Written task ▸
Search the data below for the word "from" and copy each line that holds it.

Entries supplied ▸
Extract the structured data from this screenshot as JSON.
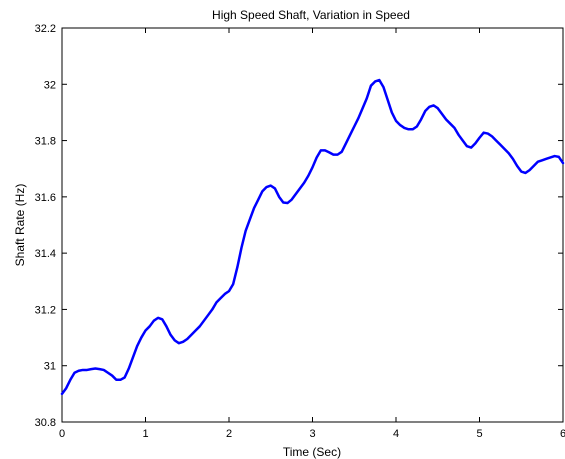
{
  "chart_data": {
    "type": "line",
    "title": "High Speed Shaft, Variation in Speed",
    "xlabel": "Time (Sec)",
    "ylabel": "Shaft Rate (Hz)",
    "xlim": [
      0,
      6
    ],
    "ylim": [
      30.8,
      32.2
    ],
    "xticks": [
      0,
      1,
      2,
      3,
      4,
      5,
      6
    ],
    "xtick_labels": [
      "0",
      "1",
      "2",
      "3",
      "4",
      "5",
      "6"
    ],
    "yticks": [
      30.8,
      31.0,
      31.2,
      31.4,
      31.6,
      31.8,
      32.0,
      32.2
    ],
    "ytick_labels": [
      "30.8",
      "31",
      "31.2",
      "31.4",
      "31.6",
      "31.8",
      "32",
      "32.2"
    ],
    "grid": false,
    "line_color": "#0000ff",
    "series": [
      {
        "x": [
          0.0,
          0.05,
          0.1,
          0.15,
          0.2,
          0.25,
          0.3,
          0.35,
          0.4,
          0.45,
          0.5,
          0.55,
          0.6,
          0.65,
          0.7,
          0.75,
          0.8,
          0.85,
          0.9,
          0.95,
          1.0,
          1.05,
          1.1,
          1.15,
          1.2,
          1.25,
          1.3,
          1.35,
          1.4,
          1.45,
          1.5,
          1.55,
          1.6,
          1.65,
          1.7,
          1.75,
          1.8,
          1.85,
          1.9,
          1.95,
          2.0,
          2.05,
          2.1,
          2.15,
          2.2,
          2.25,
          2.3,
          2.35,
          2.4,
          2.45,
          2.5,
          2.55,
          2.6,
          2.65,
          2.7,
          2.75,
          2.8,
          2.85,
          2.9,
          2.95,
          3.0,
          3.05,
          3.1,
          3.15,
          3.2,
          3.25,
          3.3,
          3.35,
          3.4,
          3.45,
          3.5,
          3.55,
          3.6,
          3.65,
          3.7,
          3.75,
          3.8,
          3.85,
          3.9,
          3.95,
          4.0,
          4.05,
          4.1,
          4.15,
          4.2,
          4.25,
          4.3,
          4.35,
          4.4,
          4.45,
          4.5,
          4.55,
          4.6,
          4.65,
          4.7,
          4.75,
          4.8,
          4.85,
          4.9,
          4.95,
          5.0,
          5.05,
          5.1,
          5.15,
          5.2,
          5.25,
          5.3,
          5.35,
          5.4,
          5.45,
          5.5,
          5.55,
          5.6,
          5.65,
          5.7,
          5.75,
          5.8,
          5.85,
          5.9,
          5.95,
          6.0
        ],
        "values": [
          30.9,
          30.92,
          30.95,
          30.975,
          30.982,
          30.985,
          30.985,
          30.988,
          30.99,
          30.988,
          30.985,
          30.975,
          30.965,
          30.95,
          30.95,
          30.958,
          30.99,
          31.03,
          31.07,
          31.1,
          31.125,
          31.14,
          31.16,
          31.17,
          31.165,
          31.14,
          31.11,
          31.09,
          31.08,
          31.085,
          31.095,
          31.11,
          31.125,
          31.14,
          31.16,
          31.18,
          31.2,
          31.225,
          31.24,
          31.255,
          31.265,
          31.29,
          31.35,
          31.42,
          31.48,
          31.52,
          31.56,
          31.59,
          31.62,
          31.635,
          31.64,
          31.63,
          31.6,
          31.58,
          31.578,
          31.59,
          31.61,
          31.63,
          31.65,
          31.675,
          31.705,
          31.74,
          31.765,
          31.765,
          31.758,
          31.75,
          31.75,
          31.76,
          31.79,
          31.82,
          31.85,
          31.88,
          31.915,
          31.95,
          31.995,
          32.01,
          32.015,
          31.99,
          31.945,
          31.9,
          31.87,
          31.855,
          31.845,
          31.84,
          31.84,
          31.85,
          31.875,
          31.905,
          31.92,
          31.925,
          31.915,
          31.895,
          31.875,
          31.86,
          31.845,
          31.82,
          31.8,
          31.78,
          31.775,
          31.79,
          31.81,
          31.828,
          31.825,
          31.815,
          31.8,
          31.785,
          31.77,
          31.755,
          31.735,
          31.71,
          31.69,
          31.685,
          31.695,
          31.71,
          31.725,
          31.73,
          31.735,
          31.74,
          31.745,
          31.742,
          31.72
        ]
      }
    ]
  }
}
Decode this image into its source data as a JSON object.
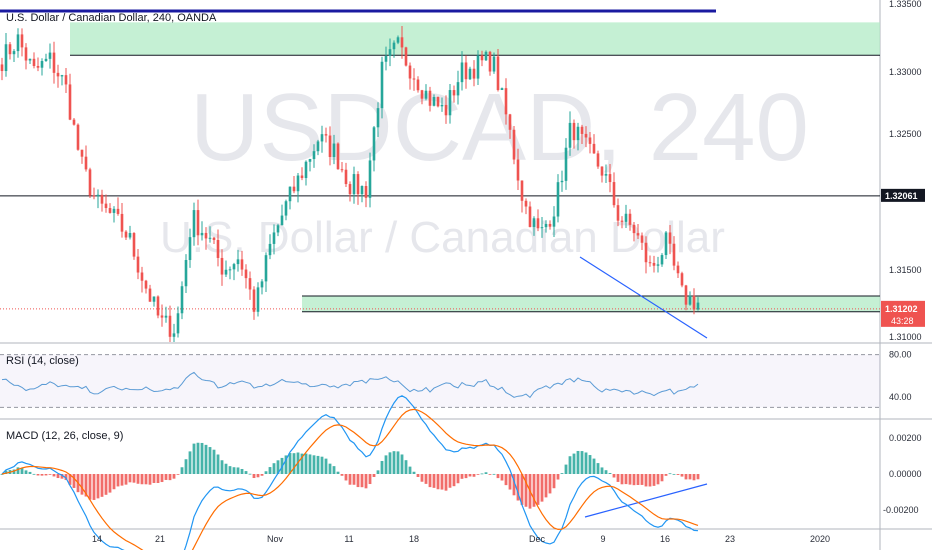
{
  "title": "U.S. Dollar / Canadian Dollar, 240, OANDA",
  "watermark": {
    "symbol": "USDCAD, 240",
    "description": "U.S. Dollar / Canadian Dollar"
  },
  "colors": {
    "up": "#26a69a",
    "down": "#ef5350",
    "zone": "#b2ebc5",
    "rsi": "#5b9bd5",
    "macd": "#2196f3",
    "signal": "#ff6d00",
    "trendline": "#2962ff",
    "hist_up": "#26a69a",
    "hist_down": "#ef5350"
  },
  "price_axis": {
    "ticks": [
      "1.33500",
      "1.33000",
      "1.32500",
      "1.32061",
      "1.31500",
      "1.31202",
      "1.31000"
    ],
    "min": 1.3095,
    "max": 1.3355
  },
  "badges": {
    "level": "1.32061",
    "last_price": "1.31202",
    "countdown": "43:28"
  },
  "rsi": {
    "label": "RSI (14, close)",
    "ticks": [
      "80.00",
      "40.00"
    ],
    "upper": 80,
    "lower": 30
  },
  "macd": {
    "label": "MACD (12, 26, close, 9)",
    "ticks": [
      "0.00200",
      "0.00000",
      "-0.00200"
    ]
  },
  "time_axis": [
    "14",
    "21",
    "Nov",
    "11",
    "18",
    "Dec",
    "9",
    "16",
    "23",
    "2020"
  ],
  "chart_data": {
    "type": "candlestick",
    "title": "U.S. Dollar / Canadian Dollar, 240, OANDA",
    "symbol": "USDCAD",
    "interval": "240",
    "close_path": [
      1.331,
      1.3325,
      1.33,
      1.331,
      1.329,
      1.323,
      1.32,
      1.319,
      1.3175,
      1.314,
      1.311,
      1.3105,
      1.319,
      1.3175,
      1.315,
      1.316,
      1.312,
      1.317,
      1.32,
      1.3225,
      1.325,
      1.324,
      1.3215,
      1.321,
      1.33,
      1.332,
      1.33,
      1.328,
      1.327,
      1.33,
      1.3305,
      1.331,
      1.326,
      1.32,
      1.3175,
      1.32,
      1.326,
      1.324,
      1.3225,
      1.319,
      1.318,
      1.315,
      1.317,
      1.313,
      1.3125
    ],
    "zones": [
      {
        "from": 1.3313,
        "to": 1.3338
      },
      {
        "from": 1.3118,
        "to": 1.313
      }
    ],
    "levels": [
      1.3313,
      1.32061,
      1.313,
      1.3118
    ]
  }
}
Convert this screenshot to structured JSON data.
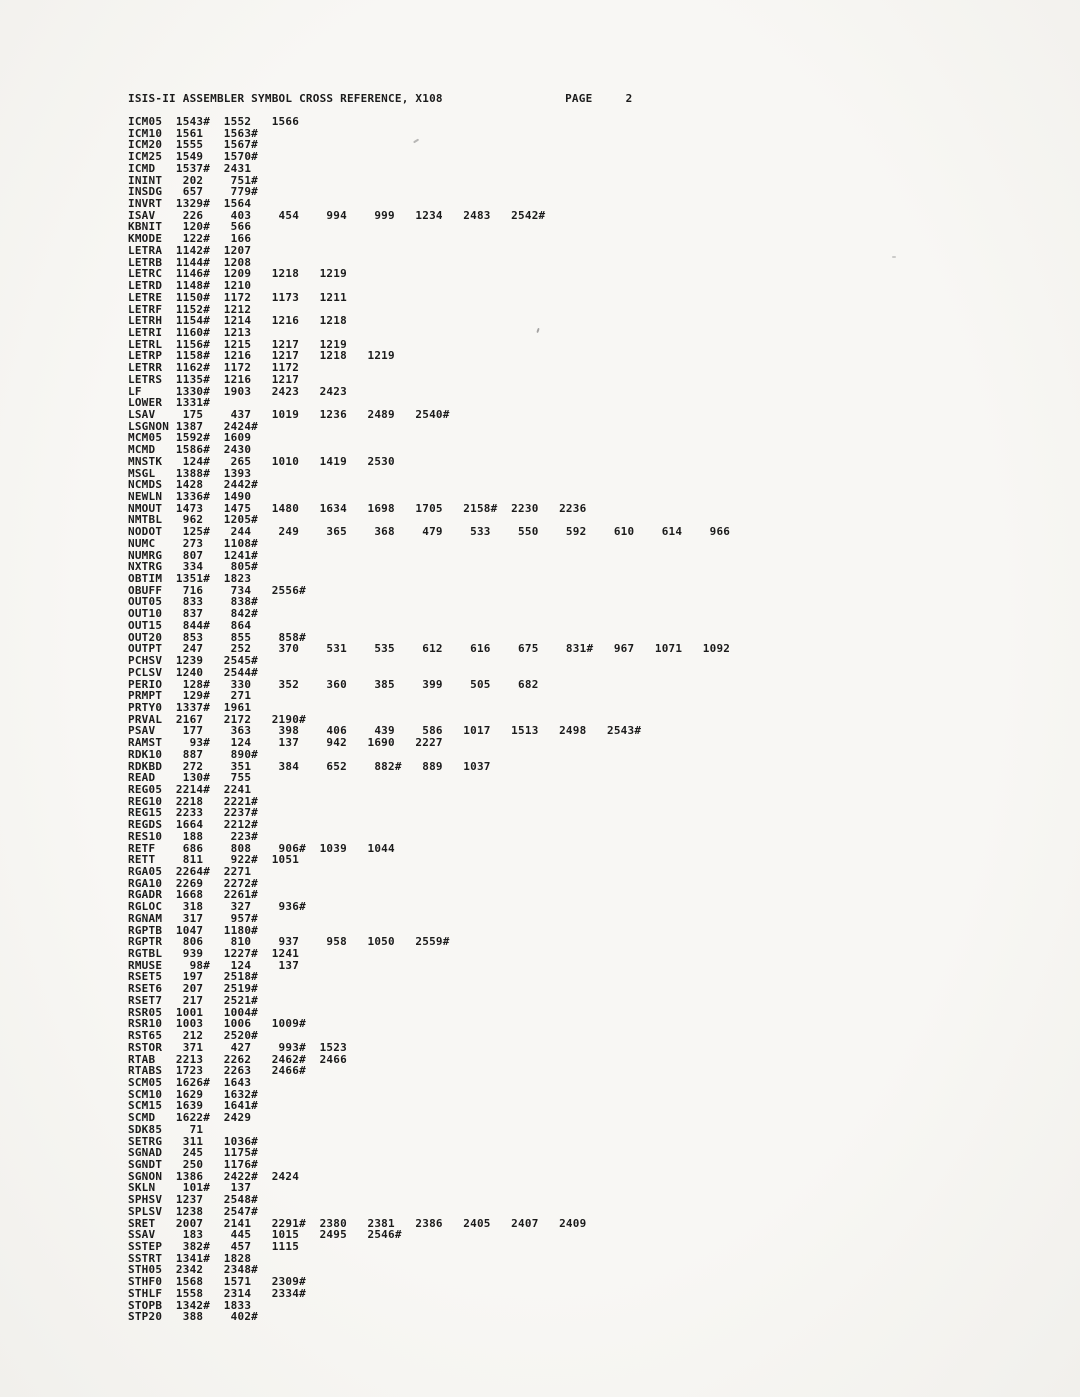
{
  "page": {
    "title": "ISIS-II ASSEMBLER SYMBOL CROSS REFERENCE, X108",
    "page_label": "PAGE",
    "page_number": "2"
  },
  "xref": {
    "definition_marker": "#",
    "rows": [
      {
        "symbol": "ICM05",
        "refs": [
          "1543#",
          "1552",
          "1566"
        ]
      },
      {
        "symbol": "ICM10",
        "refs": [
          "1561",
          "1563#"
        ]
      },
      {
        "symbol": "ICM20",
        "refs": [
          "1555",
          "1567#"
        ]
      },
      {
        "symbol": "ICM25",
        "refs": [
          "1549",
          "1570#"
        ]
      },
      {
        "symbol": "ICMD",
        "refs": [
          "1537#",
          "2431"
        ]
      },
      {
        "symbol": "ININT",
        "refs": [
          "202",
          "751#"
        ]
      },
      {
        "symbol": "INSDG",
        "refs": [
          "657",
          "779#"
        ]
      },
      {
        "symbol": "INVRT",
        "refs": [
          "1329#",
          "1564"
        ]
      },
      {
        "symbol": "ISAV",
        "refs": [
          "226",
          "403",
          "454",
          "994",
          "999",
          "1234",
          "2483",
          "2542#"
        ]
      },
      {
        "symbol": "KBNIT",
        "refs": [
          "120#",
          "566"
        ]
      },
      {
        "symbol": "KMODE",
        "refs": [
          "122#",
          "166"
        ]
      },
      {
        "symbol": "LETRA",
        "refs": [
          "1142#",
          "1207"
        ]
      },
      {
        "symbol": "LETRB",
        "refs": [
          "1144#",
          "1208"
        ]
      },
      {
        "symbol": "LETRC",
        "refs": [
          "1146#",
          "1209",
          "1218",
          "1219"
        ]
      },
      {
        "symbol": "LETRD",
        "refs": [
          "1148#",
          "1210"
        ]
      },
      {
        "symbol": "LETRE",
        "refs": [
          "1150#",
          "1172",
          "1173",
          "1211"
        ]
      },
      {
        "symbol": "LETRF",
        "refs": [
          "1152#",
          "1212"
        ]
      },
      {
        "symbol": "LETRH",
        "refs": [
          "1154#",
          "1214",
          "1216",
          "1218"
        ]
      },
      {
        "symbol": "LETRI",
        "refs": [
          "1160#",
          "1213"
        ]
      },
      {
        "symbol": "LETRL",
        "refs": [
          "1156#",
          "1215",
          "1217",
          "1219"
        ]
      },
      {
        "symbol": "LETRP",
        "refs": [
          "1158#",
          "1216",
          "1217",
          "1218",
          "1219"
        ]
      },
      {
        "symbol": "LETRR",
        "refs": [
          "1162#",
          "1172",
          "1172"
        ]
      },
      {
        "symbol": "LETRS",
        "refs": [
          "1135#",
          "1216",
          "1217"
        ]
      },
      {
        "symbol": "LF",
        "refs": [
          "1330#",
          "1903",
          "2423",
          "2423"
        ]
      },
      {
        "symbol": "LOWER",
        "refs": [
          "1331#"
        ]
      },
      {
        "symbol": "LSAV",
        "refs": [
          "175",
          "437",
          "1019",
          "1236",
          "2489",
          "2540#"
        ]
      },
      {
        "symbol": "LSGNON",
        "refs": [
          "1387",
          "2424#"
        ]
      },
      {
        "symbol": "MCM05",
        "refs": [
          "1592#",
          "1609"
        ]
      },
      {
        "symbol": "MCMD",
        "refs": [
          "1586#",
          "2430"
        ]
      },
      {
        "symbol": "MNSTK",
        "refs": [
          "124#",
          "265",
          "1010",
          "1419",
          "2530"
        ]
      },
      {
        "symbol": "MSGL",
        "refs": [
          "1388#",
          "1393"
        ]
      },
      {
        "symbol": "NCMDS",
        "refs": [
          "1428",
          "2442#"
        ]
      },
      {
        "symbol": "NEWLN",
        "refs": [
          "1336#",
          "1490"
        ]
      },
      {
        "symbol": "NMOUT",
        "refs": [
          "1473",
          "1475",
          "1480",
          "1634",
          "1698",
          "1705",
          "2158#",
          "2230",
          "2236"
        ]
      },
      {
        "symbol": "NMTBL",
        "refs": [
          "962",
          "1205#"
        ]
      },
      {
        "symbol": "NODOT",
        "refs": [
          "125#",
          "244",
          "249",
          "365",
          "368",
          "479",
          "533",
          "550",
          "592",
          "610",
          "614",
          "966"
        ]
      },
      {
        "symbol": "NUMC",
        "refs": [
          "273",
          "1108#"
        ]
      },
      {
        "symbol": "NUMRG",
        "refs": [
          "807",
          "1241#"
        ]
      },
      {
        "symbol": "NXTRG",
        "refs": [
          "334",
          "805#"
        ]
      },
      {
        "symbol": "OBTIM",
        "refs": [
          "1351#",
          "1823"
        ]
      },
      {
        "symbol": "OBUFF",
        "refs": [
          "716",
          "734",
          "2556#"
        ]
      },
      {
        "symbol": "OUT05",
        "refs": [
          "833",
          "838#"
        ]
      },
      {
        "symbol": "OUT10",
        "refs": [
          "837",
          "842#"
        ]
      },
      {
        "symbol": "OUT15",
        "refs": [
          "844#",
          "864"
        ]
      },
      {
        "symbol": "OUT20",
        "refs": [
          "853",
          "855",
          "858#"
        ]
      },
      {
        "symbol": "OUTPT",
        "refs": [
          "247",
          "252",
          "370",
          "531",
          "535",
          "612",
          "616",
          "675",
          "831#",
          "967",
          "1071",
          "1092"
        ]
      },
      {
        "symbol": "PCHSV",
        "refs": [
          "1239",
          "2545#"
        ]
      },
      {
        "symbol": "PCLSV",
        "refs": [
          "1240",
          "2544#"
        ]
      },
      {
        "symbol": "PERIO",
        "refs": [
          "128#",
          "330",
          "352",
          "360",
          "385",
          "399",
          "505",
          "682"
        ]
      },
      {
        "symbol": "PRMPT",
        "refs": [
          "129#",
          "271"
        ]
      },
      {
        "symbol": "PRTY0",
        "refs": [
          "1337#",
          "1961"
        ]
      },
      {
        "symbol": "PRVAL",
        "refs": [
          "2167",
          "2172",
          "2190#"
        ]
      },
      {
        "symbol": "PSAV",
        "refs": [
          "177",
          "363",
          "398",
          "406",
          "439",
          "586",
          "1017",
          "1513",
          "2498",
          "2543#"
        ]
      },
      {
        "symbol": "RAMST",
        "refs": [
          "93#",
          "124",
          "137",
          "942",
          "1690",
          "2227"
        ]
      },
      {
        "symbol": "RDK10",
        "refs": [
          "887",
          "890#"
        ]
      },
      {
        "symbol": "RDKBD",
        "refs": [
          "272",
          "351",
          "384",
          "652",
          "882#",
          "889",
          "1037"
        ]
      },
      {
        "symbol": "READ",
        "refs": [
          "130#",
          "755"
        ]
      },
      {
        "symbol": "REG05",
        "refs": [
          "2214#",
          "2241"
        ]
      },
      {
        "symbol": "REG10",
        "refs": [
          "2218",
          "2221#"
        ]
      },
      {
        "symbol": "REG15",
        "refs": [
          "2233",
          "2237#"
        ]
      },
      {
        "symbol": "REGDS",
        "refs": [
          "1664",
          "2212#"
        ]
      },
      {
        "symbol": "RES10",
        "refs": [
          "188",
          "223#"
        ]
      },
      {
        "symbol": "RETF",
        "refs": [
          "686",
          "808",
          "906#",
          "1039",
          "1044"
        ]
      },
      {
        "symbol": "RETT",
        "refs": [
          "811",
          "922#",
          "1051"
        ]
      },
      {
        "symbol": "RGA05",
        "refs": [
          "2264#",
          "2271"
        ]
      },
      {
        "symbol": "RGA10",
        "refs": [
          "2269",
          "2272#"
        ]
      },
      {
        "symbol": "RGADR",
        "refs": [
          "1668",
          "2261#"
        ]
      },
      {
        "symbol": "RGLOC",
        "refs": [
          "318",
          "327",
          "936#"
        ]
      },
      {
        "symbol": "RGNAM",
        "refs": [
          "317",
          "957#"
        ]
      },
      {
        "symbol": "RGPTB",
        "refs": [
          "1047",
          "1180#"
        ]
      },
      {
        "symbol": "RGPTR",
        "refs": [
          "806",
          "810",
          "937",
          "958",
          "1050",
          "2559#"
        ]
      },
      {
        "symbol": "RGTBL",
        "refs": [
          "939",
          "1227#",
          "1241"
        ]
      },
      {
        "symbol": "RMUSE",
        "refs": [
          "98#",
          "124",
          "137"
        ]
      },
      {
        "symbol": "RSET5",
        "refs": [
          "197",
          "2518#"
        ]
      },
      {
        "symbol": "RSET6",
        "refs": [
          "207",
          "2519#"
        ]
      },
      {
        "symbol": "RSET7",
        "refs": [
          "217",
          "2521#"
        ]
      },
      {
        "symbol": "RSR05",
        "refs": [
          "1001",
          "1004#"
        ]
      },
      {
        "symbol": "RSR10",
        "refs": [
          "1003",
          "1006",
          "1009#"
        ]
      },
      {
        "symbol": "RST65",
        "refs": [
          "212",
          "2520#"
        ]
      },
      {
        "symbol": "RSTOR",
        "refs": [
          "371",
          "427",
          "993#",
          "1523"
        ]
      },
      {
        "symbol": "RTAB",
        "refs": [
          "2213",
          "2262",
          "2462#",
          "2466"
        ]
      },
      {
        "symbol": "RTABS",
        "refs": [
          "1723",
          "2263",
          "2466#"
        ]
      },
      {
        "symbol": "SCM05",
        "refs": [
          "1626#",
          "1643"
        ]
      },
      {
        "symbol": "SCM10",
        "refs": [
          "1629",
          "1632#"
        ]
      },
      {
        "symbol": "SCM15",
        "refs": [
          "1639",
          "1641#"
        ]
      },
      {
        "symbol": "SCMD",
        "refs": [
          "1622#",
          "2429"
        ]
      },
      {
        "symbol": "SDK85",
        "refs": [
          "71"
        ]
      },
      {
        "symbol": "SETRG",
        "refs": [
          "311",
          "1036#"
        ]
      },
      {
        "symbol": "SGNAD",
        "refs": [
          "245",
          "1175#"
        ]
      },
      {
        "symbol": "SGNDT",
        "refs": [
          "250",
          "1176#"
        ]
      },
      {
        "symbol": "SGNON",
        "refs": [
          "1386",
          "2422#",
          "2424"
        ]
      },
      {
        "symbol": "SKLN",
        "refs": [
          "101#",
          "137"
        ]
      },
      {
        "symbol": "SPHSV",
        "refs": [
          "1237",
          "2548#"
        ]
      },
      {
        "symbol": "SPLSV",
        "refs": [
          "1238",
          "2547#"
        ]
      },
      {
        "symbol": "SRET",
        "refs": [
          "2007",
          "2141",
          "2291#",
          "2380",
          "2381",
          "2386",
          "2405",
          "2407",
          "2409"
        ]
      },
      {
        "symbol": "SSAV",
        "refs": [
          "183",
          "445",
          "1015",
          "2495",
          "2546#"
        ]
      },
      {
        "symbol": "SSTEP",
        "refs": [
          "382#",
          "457",
          "1115"
        ]
      },
      {
        "symbol": "SSTRT",
        "refs": [
          "1341#",
          "1828"
        ]
      },
      {
        "symbol": "STH05",
        "refs": [
          "2342",
          "2348#"
        ]
      },
      {
        "symbol": "STHF0",
        "refs": [
          "1568",
          "1571",
          "2309#"
        ]
      },
      {
        "symbol": "STHLF",
        "refs": [
          "1558",
          "2314",
          "2334#"
        ]
      },
      {
        "symbol": "STOPB",
        "refs": [
          "1342#",
          "1833"
        ]
      },
      {
        "symbol": "STP20",
        "refs": [
          "388",
          "402#"
        ]
      }
    ]
  }
}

Answer for this exercise ▸
Extract the structured data from this screenshot as JSON.
        "from": 1.3313,
        "from": 1.3118,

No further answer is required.